I have found the code that is causing this issue. It is in the tcp-socket-base.cc file, in the TcpSocketBase::SendDataPacket() method. On line 2068, the conditional test is not sufficient for cases where a packet sent includes both retransmission bytes and original transmission bytes. Likewise, the number of bytes passed to the callback on line 2070 needs to be updated. I have made a fix for this issue and tested is using the problematic simulation. With this fix applied, the data sent callbacks are all occurring like they should be. I am attaching a patch for this file.
Created attachment 2068 [details] Proposed patch for TCP data sent callback bug
Thanks for a detailed bug report and the patch. We should also create a test suite for this callback operation (over a lossy channel) before closing this bug.
Created attachment 2210 [details] Updated patch Hi, I have investigated this bug and I don't understand why you use such a conditional statement. Wouldn't that be enough? See my patch. (Test case is coming)
Created attachment 2211 [details] Proposed test case This is the testcase: we run various transmission, and check if at the end the amount of data notified is the same than the amount of data transmitted at application level. To simulate your environment, I used a TcpSocket that, the 50% of the time, saves in its buffer only the 50% of the packet, forcing on one packet the situation you described. Actual ns-3-dev fails; with any of our patches, it does not raise any error.
Created attachment 2212 [details] One-file patch for test case and bug correction I've checked. Your condition is the following: (seq + sz > highTxMark && highTxMark >= seq) I advocate that the latter part is not necessary, since highTxMark is always >= seq (or we have holes in the transmission.. For instance, if highTxMark < seq, it means that we have not transmitted the piece from highTxMark to seq). I'm pushing these after checking that other tests does not fail, adding you as contributor. Thanks!
Fixed in 11789:fbe8b99cb680

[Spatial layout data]

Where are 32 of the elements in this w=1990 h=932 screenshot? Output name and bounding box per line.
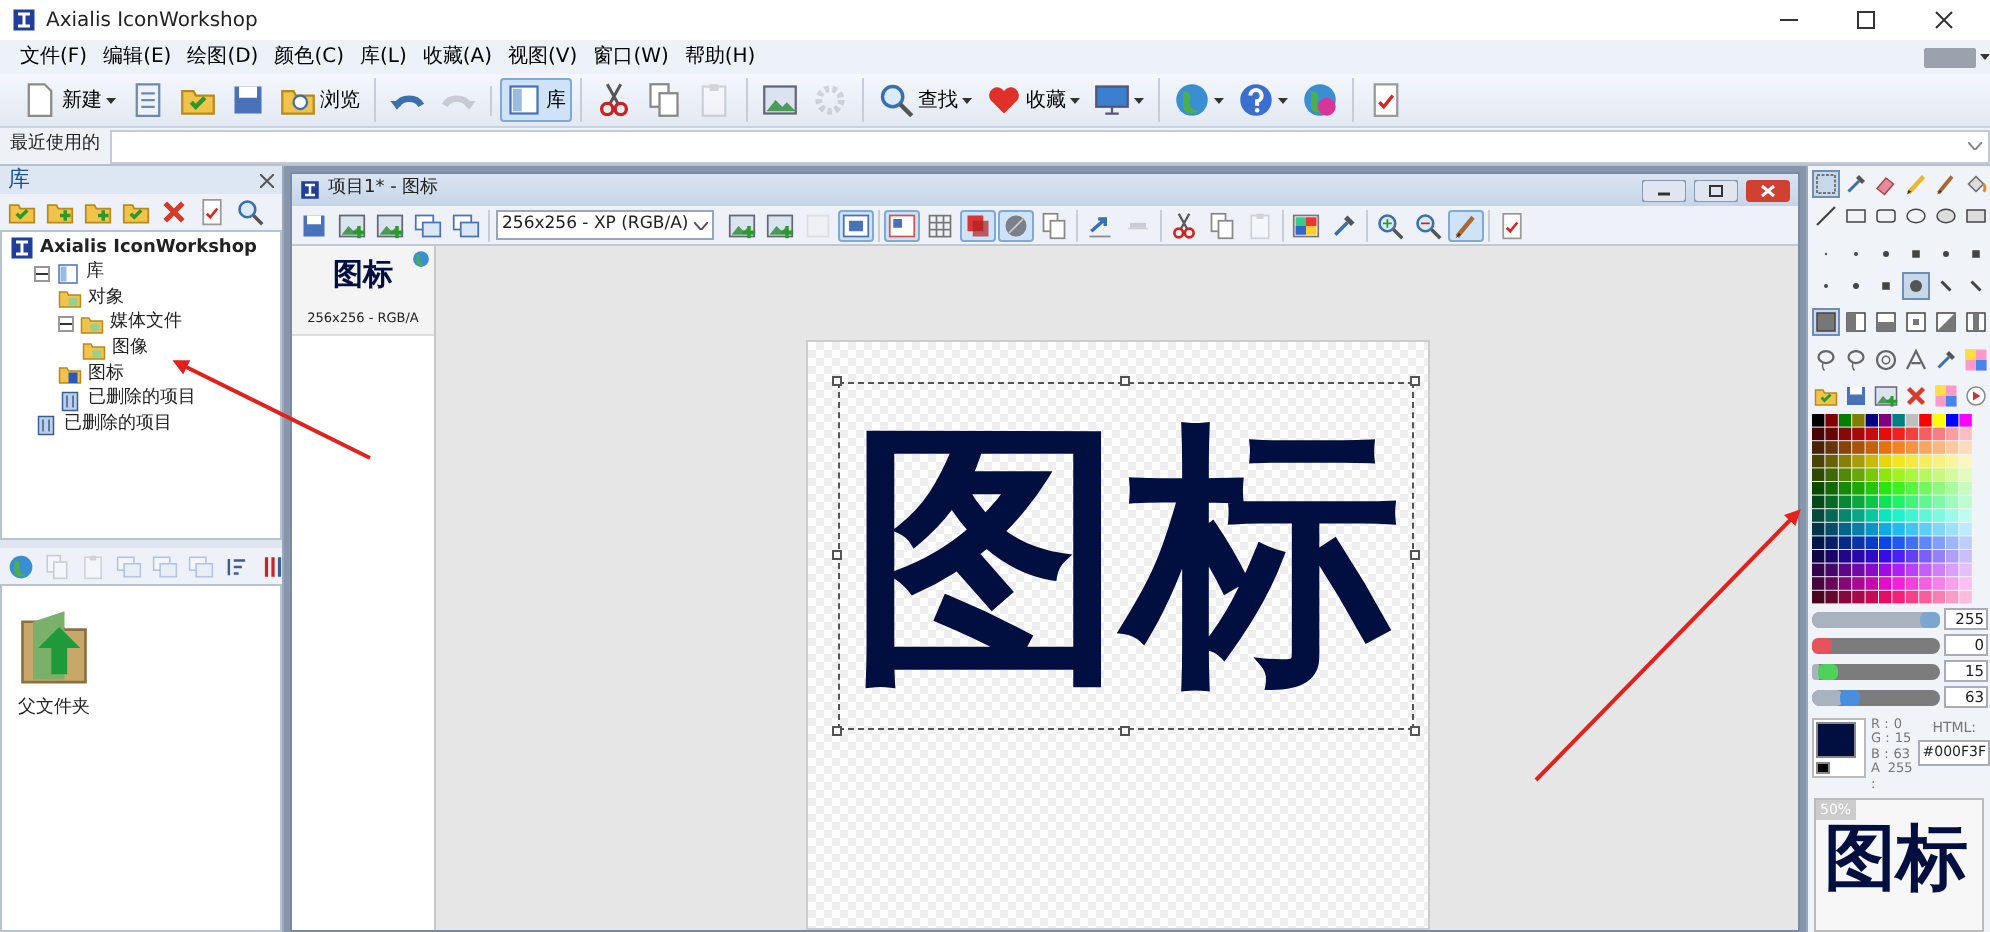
menu-item[interactable]: 帮助(H) xyxy=(676,42,764,72)
toolbar-button[interactable]: 库 xyxy=(500,78,572,122)
image-canvas[interactable]: 图标 xyxy=(805,340,1429,930)
menu-item[interactable]: 文件(F) xyxy=(12,42,96,72)
tree-item[interactable]: Axialis IconWorkshop xyxy=(40,235,257,263)
menu-item[interactable]: 窗口(W) xyxy=(585,42,677,72)
preview-text: 图标 xyxy=(1822,820,1970,900)
menu-item[interactable]: 编辑(E) xyxy=(95,42,180,72)
tree-item[interactable]: 已删除的项目 xyxy=(88,386,196,414)
toolbar-button[interactable]: 浏览 xyxy=(274,78,366,122)
document-title: 项目1* - 图标 xyxy=(328,176,441,203)
tree-item[interactable]: 已删除的项目 xyxy=(64,411,172,439)
tree-item[interactable]: 图像 xyxy=(112,335,148,363)
menu-item[interactable]: 视图(V) xyxy=(500,42,586,72)
menu-item[interactable]: 库(L) xyxy=(352,42,415,72)
toolbar-button[interactable]: 新建 xyxy=(16,78,122,122)
recent-label: 最近使用的 xyxy=(8,132,102,159)
file-label[interactable]: 父文件夹 xyxy=(18,696,90,723)
toolbar-button[interactable]: 查找 xyxy=(872,78,978,122)
tree-item[interactable]: 图标 xyxy=(88,361,124,389)
window-title: Axialis IconWorkshop xyxy=(46,7,260,35)
canvas-text: 图标 xyxy=(849,418,1401,694)
tree-item[interactable]: 媒体文件 xyxy=(110,310,182,338)
menu-item[interactable]: 颜色(C) xyxy=(266,42,352,72)
format-dropdown[interactable]: 256x256 - XP (RGB/A) xyxy=(496,210,715,240)
panel-title: 库 xyxy=(8,163,30,196)
menu-item[interactable]: 收藏(A) xyxy=(414,42,501,72)
tree-item[interactable]: 库 xyxy=(86,260,104,288)
toolbar-button[interactable]: 收藏 xyxy=(980,78,1086,122)
tree-item[interactable]: 对象 xyxy=(88,285,124,313)
menu-item[interactable]: 绘图(D) xyxy=(179,42,267,72)
thumbnail-text: 图标 xyxy=(333,254,393,296)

▶ **EXERCISE**: In the bug thread, which method holds the code found to cause the issue?

▶ **ANSWER TO THIS EXERCISE**: TcpSocketBase::SendDataPacket()